-- Start --
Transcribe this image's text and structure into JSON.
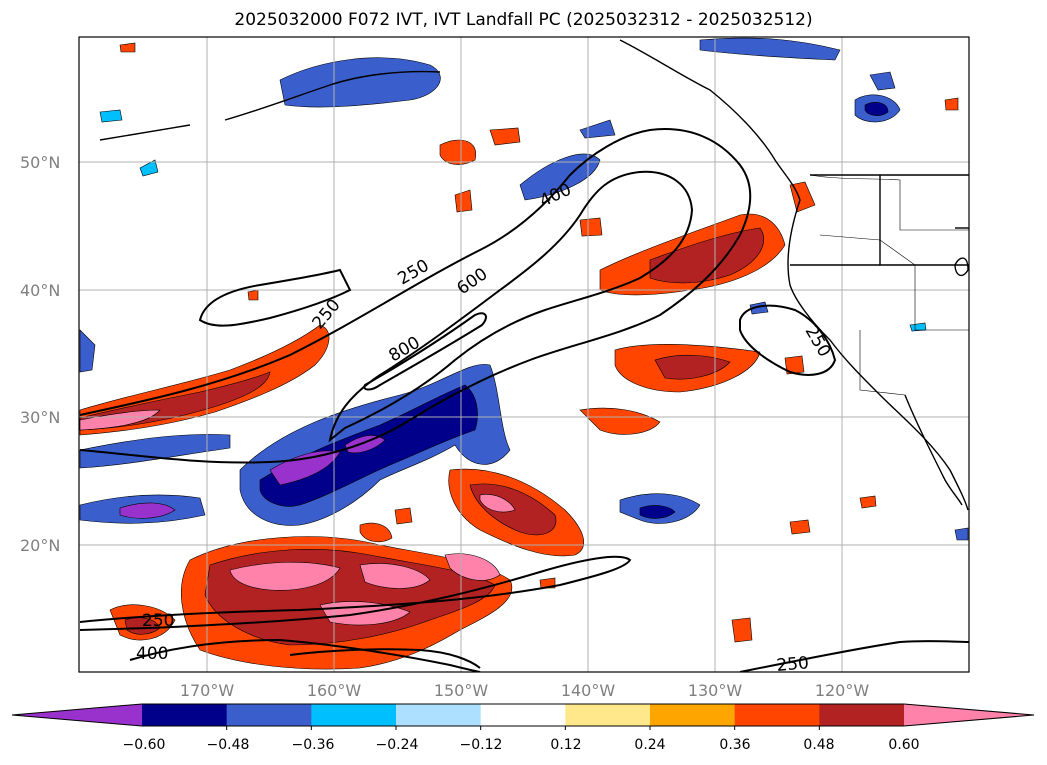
{
  "title": "2025032000 F072 IVT, IVT Landfall PC (2025032312 - 2025032512)",
  "map": {
    "lat_labels": [
      "50°N",
      "40°N",
      "30°N",
      "20°N"
    ],
    "lon_labels": [
      "170°W",
      "160°W",
      "150°W",
      "140°W",
      "130°W",
      "120°W"
    ],
    "contour_labels": [
      "400",
      "250",
      "600",
      "250",
      "800",
      "250",
      "250",
      "400",
      "250"
    ]
  },
  "colorbar": {
    "ticks": [
      "−0.60",
      "−0.48",
      "−0.36",
      "−0.24",
      "−0.12",
      "0.12",
      "0.24",
      "0.36",
      "0.48",
      "0.60"
    ],
    "colors": [
      "#9932CC",
      "#00008B",
      "#3A5FCD",
      "#00BFFF",
      "#ADDFFF",
      "#FFFFFF",
      "#FFE88C",
      "#FFA500",
      "#FF4500",
      "#B22222",
      "#FF82AB"
    ]
  }
}
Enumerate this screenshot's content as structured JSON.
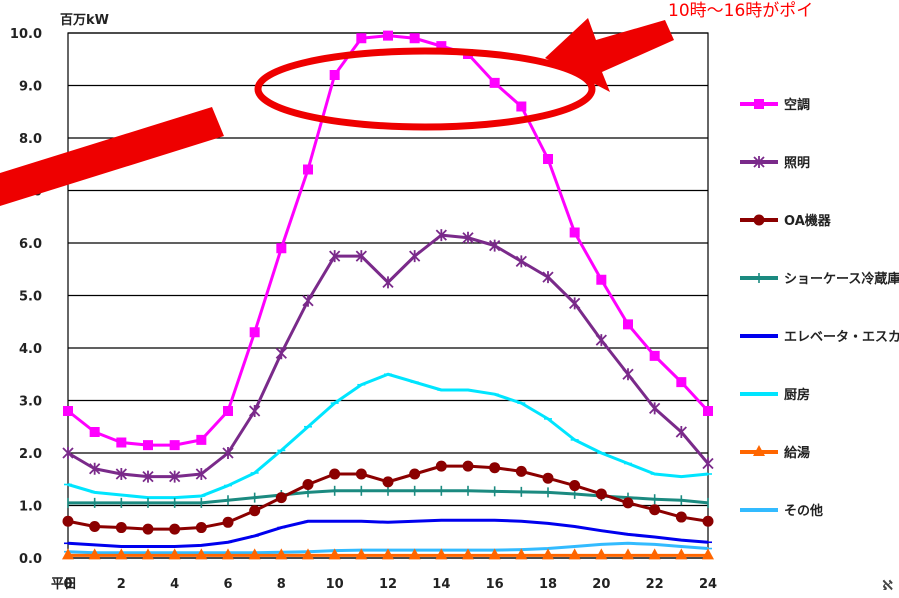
-- End --
- Your task
Omitting all images, retype each line of the records precisely.

- Solved exercise
Transcribe this image's text and structure into JSON.
{
  "title": "2025032000 F072 IVT, IVT Landfall PC (2025032312 - 2025032512)",
  "map": {
    "lat_labels": [
      "50°N",
      "40°N",
      "30°N",
      "20°N"
    ],
    "lon_labels": [
      "170°W",
      "160°W",
      "150°W",
      "140°W",
      "130°W",
      "120°W"
    ],
    "contour_labels": [
      "400",
      "250",
      "600",
      "250",
      "800",
      "250",
      "250",
      "400",
      "250"
    ]
  },
  "colorbar": {
    "ticks": [
      "−0.60",
      "−0.48",
      "−0.36",
      "−0.24",
      "−0.12",
      "0.12",
      "0.24",
      "0.36",
      "0.48",
      "0.60"
    ],
    "colors": [
      "#9932CC",
      "#00008B",
      "#3A5FCD",
      "#00BFFF",
      "#ADDFFF",
      "#FFFFFF",
      "#FFE88C",
      "#FFA500",
      "#FF4500",
      "#B22222",
      "#FF82AB"
    ]
  }
}
Enumerate this screenshot's content as structured JSON.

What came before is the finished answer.